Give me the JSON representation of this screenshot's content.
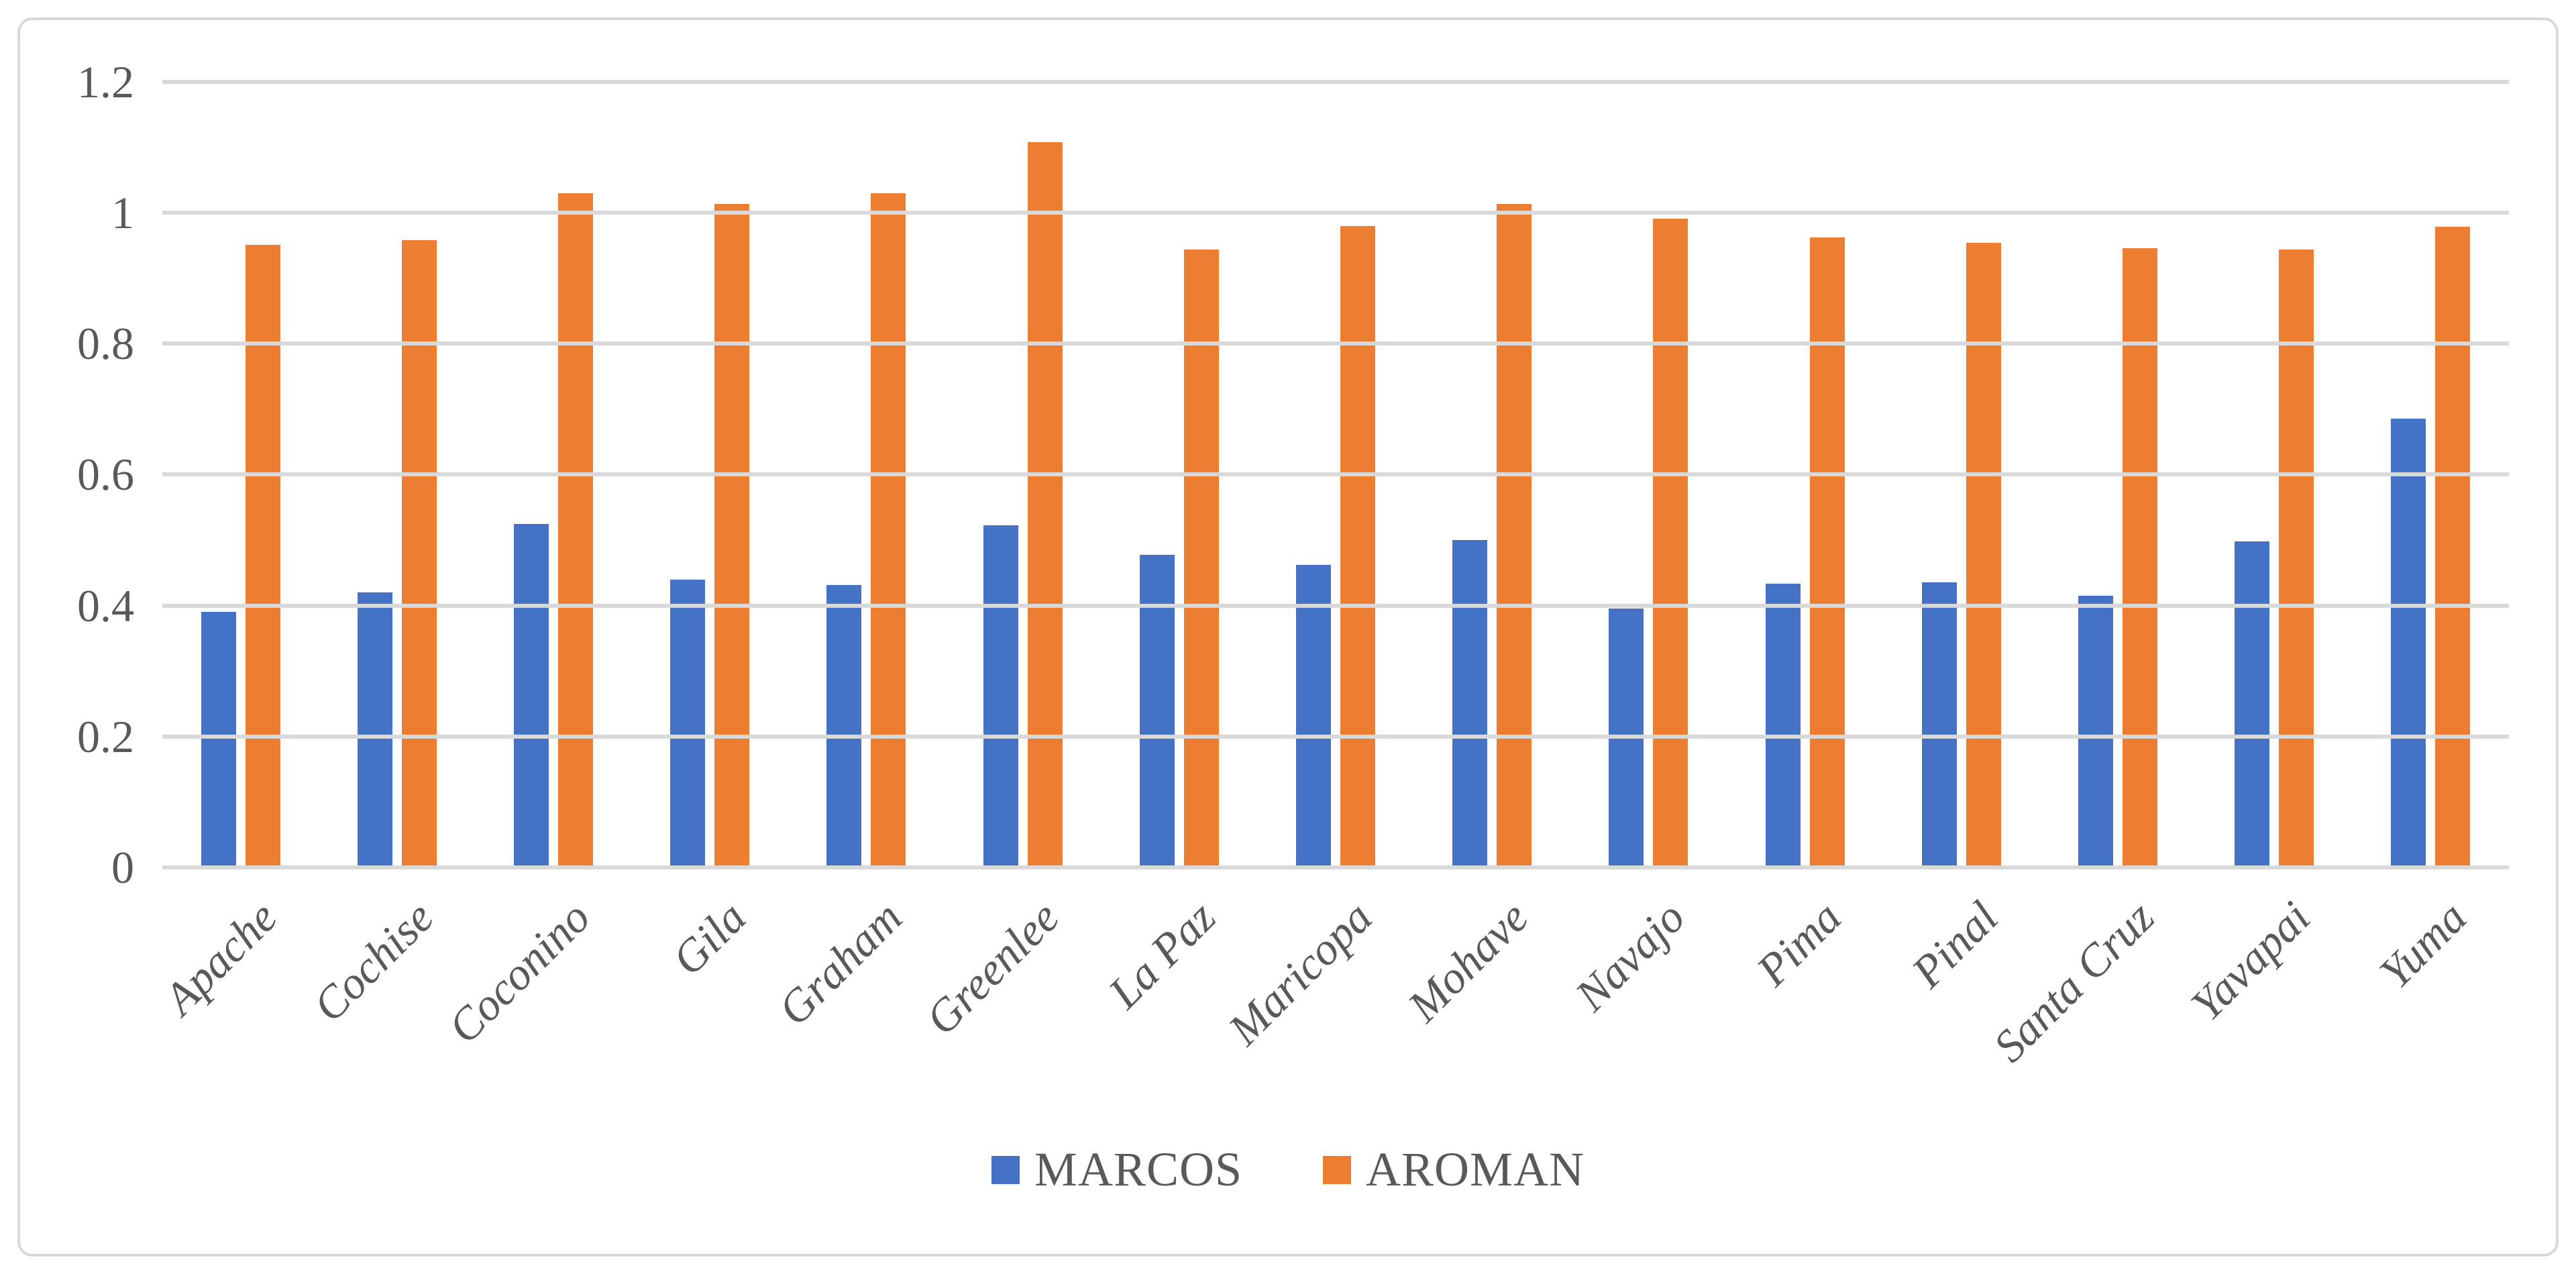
{
  "chart_data": {
    "type": "bar",
    "title": "",
    "categories": [
      "Apache",
      "Cochise",
      "Coconino",
      "Gila",
      "Graham",
      "Greenlee",
      "La Paz",
      "Maricopa",
      "Mohave",
      "Navajo",
      "Pima",
      "Pinal",
      "Santa Cruz",
      "Yavapai",
      "Yuma"
    ],
    "series": [
      {
        "name": "MARCOS",
        "color": "#4472C4",
        "values": [
          0.39,
          0.42,
          0.525,
          0.44,
          0.431,
          0.523,
          0.477,
          0.462,
          0.5,
          0.395,
          0.433,
          0.435,
          0.415,
          0.498,
          0.685
        ]
      },
      {
        "name": "AROMAN",
        "color": "#ED7D31",
        "values": [
          0.951,
          0.958,
          1.03,
          1.013,
          1.03,
          1.108,
          0.944,
          0.979,
          1.013,
          0.991,
          0.962,
          0.954,
          0.946,
          0.944,
          0.978
        ]
      }
    ],
    "ylim": [
      0,
      1.2
    ],
    "ytick_step": 0.2,
    "ytick_labels": [
      "0",
      "0.2",
      "0.4",
      "0.6",
      "0.8",
      "1",
      "1.2"
    ],
    "grid": true,
    "legend_position": "bottom",
    "colors": {
      "axis_text": "#595959",
      "gridline": "#D9D9D9",
      "chart_border": "#D9D9D9",
      "background": "#FFFFFF"
    }
  }
}
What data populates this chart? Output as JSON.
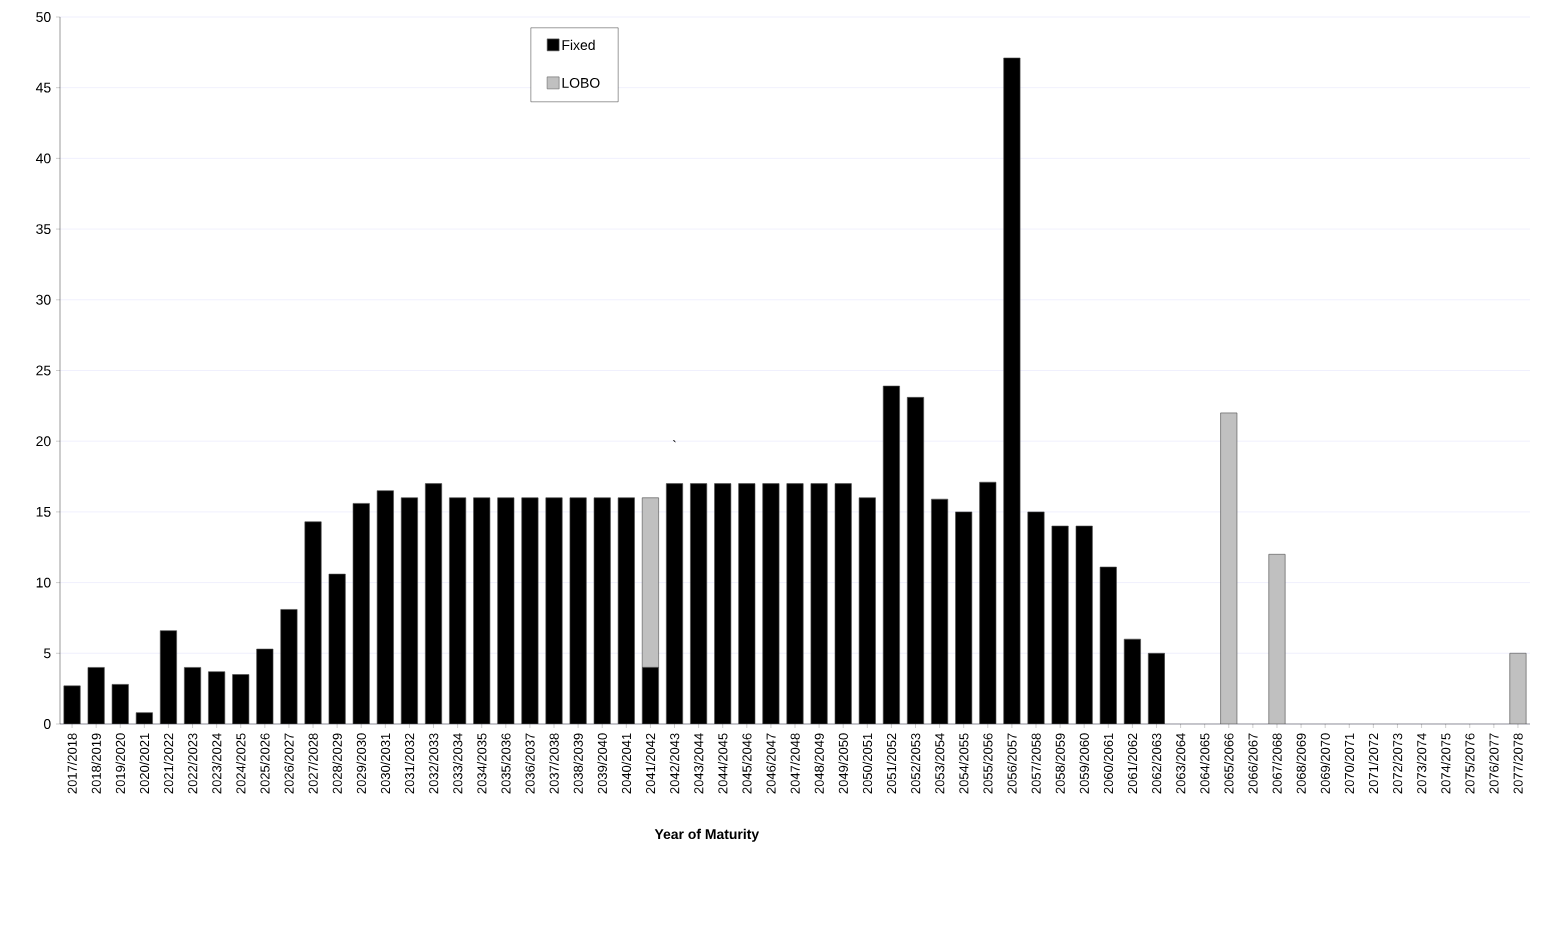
{
  "chart_data": {
    "type": "bar",
    "stacked": true,
    "xlabel": "Year of Maturity",
    "categories": [
      "2017/2018",
      "2018/2019",
      "2019/2020",
      "2020/2021",
      "2021/2022",
      "2022/2023",
      "2023/2024",
      "2024/2025",
      "2025/2026",
      "2026/2027",
      "2027/2028",
      "2028/2029",
      "2029/2030",
      "2030/2031",
      "2031/2032",
      "2032/2033",
      "2033/2034",
      "2034/2035",
      "2035/2036",
      "2036/2037",
      "2037/2038",
      "2038/2039",
      "2039/2040",
      "2040/2041",
      "2041/2042",
      "2042/2043",
      "2043/2044",
      "2044/2045",
      "2045/2046",
      "2046/2047",
      "2047/2048",
      "2048/2049",
      "2049/2050",
      "2050/2051",
      "2051/2052",
      "2052/2053",
      "2053/2054",
      "2054/2055",
      "2055/2056",
      "2056/2057",
      "2057/2058",
      "2058/2059",
      "2059/2060",
      "2060/2061",
      "2061/2062",
      "2062/2063",
      "2063/2064",
      "2064/2065",
      "2065/2066",
      "2066/2067",
      "2067/2068",
      "2068/2069",
      "2069/2070",
      "2070/2071",
      "2071/2072",
      "2072/2073",
      "2073/2074",
      "2074/2075",
      "2075/2076",
      "2076/2077",
      "2077/2078"
    ],
    "series": [
      {
        "name": "Fixed",
        "color": "#000000",
        "values": [
          2.7,
          4,
          2.8,
          0.8,
          6.6,
          4,
          3.7,
          3.5,
          5.3,
          8.1,
          14.3,
          10.6,
          15.6,
          16.5,
          16,
          17,
          16,
          16,
          16,
          16,
          16,
          16,
          16,
          16,
          4,
          17,
          17,
          17,
          17,
          17,
          17,
          17,
          17,
          16,
          23.9,
          23.1,
          15.9,
          15,
          17.1,
          47.1,
          15,
          14,
          14,
          11.1,
          6,
          5,
          0,
          0,
          0,
          0,
          0,
          0,
          0,
          0,
          0,
          0,
          0,
          0,
          0,
          0,
          0
        ]
      },
      {
        "name": "LOBO",
        "color": "#c0c0c0",
        "values": [
          0,
          0,
          0,
          0,
          0,
          0,
          0,
          0,
          0,
          0,
          0,
          0,
          0,
          0,
          0,
          0,
          0,
          0,
          0,
          0,
          0,
          0,
          0,
          0,
          12,
          0,
          0,
          0,
          0,
          0,
          0,
          0,
          0,
          0,
          0,
          0,
          0,
          0,
          0,
          0,
          0,
          0,
          0,
          0,
          0,
          0,
          0,
          0,
          22,
          0,
          12,
          0,
          0,
          0,
          0,
          0,
          0,
          0,
          0,
          0,
          5
        ]
      }
    ],
    "ylim": [
      0,
      50
    ],
    "yticks": [
      0,
      5,
      10,
      15,
      20,
      25,
      30,
      35,
      40,
      45,
      50
    ],
    "grid": "y",
    "legend": "top",
    "annotations": [
      "`"
    ]
  }
}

> [WHAT IS NEEDED] Repeat each entry exactly as it appears; skip any picture.

> [EXPECTED ANSWER]
Give me the JSON representation of this screenshot's content.
{
  "chart_data": {
    "type": "bar",
    "title": "",
    "categories": [
      "Apache",
      "Cochise",
      "Coconino",
      "Gila",
      "Graham",
      "Greenlee",
      "La Paz",
      "Maricopa",
      "Mohave",
      "Navajo",
      "Pima",
      "Pinal",
      "Santa Cruz",
      "Yavapai",
      "Yuma"
    ],
    "series": [
      {
        "name": "MARCOS",
        "color": "#4472C4",
        "values": [
          0.39,
          0.42,
          0.525,
          0.44,
          0.431,
          0.523,
          0.477,
          0.462,
          0.5,
          0.395,
          0.433,
          0.435,
          0.415,
          0.498,
          0.685
        ]
      },
      {
        "name": "AROMAN",
        "color": "#ED7D31",
        "values": [
          0.951,
          0.958,
          1.03,
          1.013,
          1.03,
          1.108,
          0.944,
          0.979,
          1.013,
          0.991,
          0.962,
          0.954,
          0.946,
          0.944,
          0.978
        ]
      }
    ],
    "ylim": [
      0,
      1.2
    ],
    "ytick_step": 0.2,
    "ytick_labels": [
      "0",
      "0.2",
      "0.4",
      "0.6",
      "0.8",
      "1",
      "1.2"
    ],
    "grid": true,
    "legend_position": "bottom",
    "colors": {
      "axis_text": "#595959",
      "gridline": "#D9D9D9",
      "chart_border": "#D9D9D9",
      "background": "#FFFFFF"
    }
  }
}
What data populates this chart? Output as JSON.
{
  "chart_data": {
    "type": "bar",
    "stacked": true,
    "xlabel": "Year of Maturity",
    "categories": [
      "2017/2018",
      "2018/2019",
      "2019/2020",
      "2020/2021",
      "2021/2022",
      "2022/2023",
      "2023/2024",
      "2024/2025",
      "2025/2026",
      "2026/2027",
      "2027/2028",
      "2028/2029",
      "2029/2030",
      "2030/2031",
      "2031/2032",
      "2032/2033",
      "2033/2034",
      "2034/2035",
      "2035/2036",
      "2036/2037",
      "2037/2038",
      "2038/2039",
      "2039/2040",
      "2040/2041",
      "2041/2042",
      "2042/2043",
      "2043/2044",
      "2044/2045",
      "2045/2046",
      "2046/2047",
      "2047/2048",
      "2048/2049",
      "2049/2050",
      "2050/2051",
      "2051/2052",
      "2052/2053",
      "2053/2054",
      "2054/2055",
      "2055/2056",
      "2056/2057",
      "2057/2058",
      "2058/2059",
      "2059/2060",
      "2060/2061",
      "2061/2062",
      "2062/2063",
      "2063/2064",
      "2064/2065",
      "2065/2066",
      "2066/2067",
      "2067/2068",
      "2068/2069",
      "2069/2070",
      "2070/2071",
      "2071/2072",
      "2072/2073",
      "2073/2074",
      "2074/2075",
      "2075/2076",
      "2076/2077",
      "2077/2078"
    ],
    "series": [
      {
        "name": "Fixed",
        "color": "#000000",
        "values": [
          2.7,
          4,
          2.8,
          0.8,
          6.6,
          4,
          3.7,
          3.5,
          5.3,
          8.1,
          14.3,
          10.6,
          15.6,
          16.5,
          16,
          17,
          16,
          16,
          16,
          16,
          16,
          16,
          16,
          16,
          4,
          17,
          17,
          17,
          17,
          17,
          17,
          17,
          17,
          16,
          23.9,
          23.1,
          15.9,
          15,
          17.1,
          47.1,
          15,
          14,
          14,
          11.1,
          6,
          5,
          0,
          0,
          0,
          0,
          0,
          0,
          0,
          0,
          0,
          0,
          0,
          0,
          0,
          0,
          0
        ]
      },
      {
        "name": "LOBO",
        "color": "#c0c0c0",
        "values": [
          0,
          0,
          0,
          0,
          0,
          0,
          0,
          0,
          0,
          0,
          0,
          0,
          0,
          0,
          0,
          0,
          0,
          0,
          0,
          0,
          0,
          0,
          0,
          0,
          12,
          0,
          0,
          0,
          0,
          0,
          0,
          0,
          0,
          0,
          0,
          0,
          0,
          0,
          0,
          0,
          0,
          0,
          0,
          0,
          0,
          0,
          0,
          0,
          22,
          0,
          12,
          0,
          0,
          0,
          0,
          0,
          0,
          0,
          0,
          0,
          5
        ]
      }
    ],
    "ylim": [
      0,
      50
    ],
    "yticks": [
      0,
      5,
      10,
      15,
      20,
      25,
      30,
      35,
      40,
      45,
      50
    ],
    "grid": "y",
    "legend": "top",
    "annotations": [
      "`"
    ]
  }
}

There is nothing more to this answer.